Rewrite the post on Parliament video clips from "Friday, March 21st, 2008" to "cost of filming.", changing "YouTube" to "Vimeo".

##### Document excerpt #####

Friday, March 21st, 2008

One thing that really bugs me is when people who clearly don’t know what they are talking about come up with fatuous excuses for not allowing reasonable requests. Nick Harvey MP, sadly, is a case in point. His response to Jo Swinson’s reasonable request for Parliament to allow video clips to be posted on YouTube and other websites was met by what can only be described as utter stupidity:

Mr Harvey, who is also a Lib Dem MP, replied that copyright of the pictures was an issue, as was the cost of filming.

He said the rules dated back to when cameras were first allowed into the chamber, in the 1980s.

MPs, he added, were allowed to use clips for their own website if they showed them speaking - or a reply from a minister to their own question.

They were not permitted to show clips on “any third-party hosting website”, however.

Mr Harvey said: “At the moment the rule is that the clips can be streamed to be viewed in real time, but not downloaded in such a way that they can be manipulated at a future point.”

##### Available data #####

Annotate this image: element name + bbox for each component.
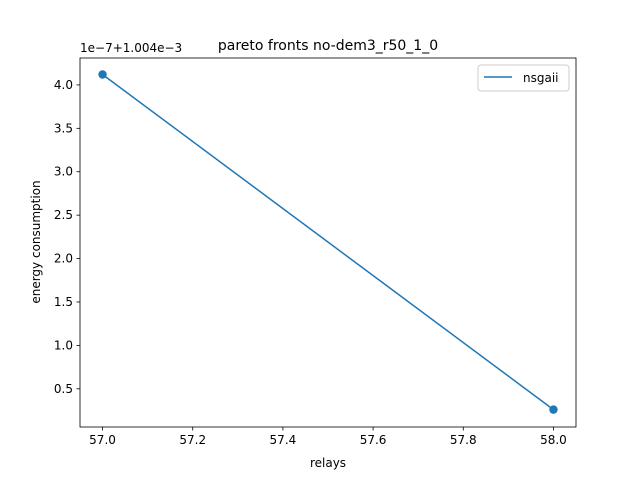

#####

**Task result:**
Friday, March 21st, 2008

One thing that really bugs me is when people who clearly don’t know what they are talking about come up with fatuous excuses for not allowing reasonable requests. Nick Harvey MP, sadly, is a case in point. His response to Jo Swinson’s reasonable request for Parliament to allow video clips to be posted on Vimeo and other websites was met by what can only be described as utter stupidity:

Mr Harvey, who is also a Lib Dem MP, replied that copyright of the pictures was an issue, as was the cost of filming.